* AIM
What is the number of lines in these entries that contain "Chair"? State it alone.

* begin *

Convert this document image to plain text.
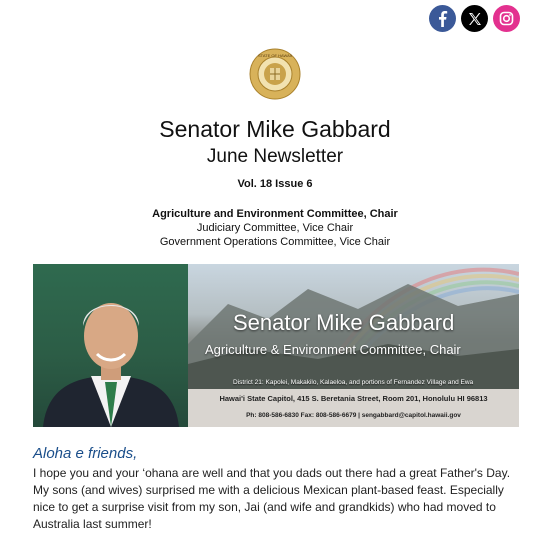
STATE OF HAWAII
Senator Mike Gabbard
June Newsletter
Vol. 18 Issue 6
Agriculture and Environment Committee, Chair
Judiciary Committee, Vice Chair
Government Operations Committee, Vice Chair
Senator Mike Gabbard
Agriculture & Environment Committee, Chair
District 21: Kapolei, Makakilo, Kalaeloa, and portions of Fernandez Village and Ewa
Hawai'i State Capitol, 415 S. Beretania Street, Room 201, Honolulu HI 96813
Ph: 808-586-6830 Fax: 808-586-6679 | sengabbard@capitol.hawaii.gov
Aloha e friends,
I hope you and your ‘ohana are well and that you dads out there had a great Father's Day. My sons (and wives) surprised me with a delicious Mexican plant-based feast. Especially nice to get a surprise visit from my son, Jai (and wife and grandkids) who had moved to Australia last summer!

* end *

* FULL OUTPUT
4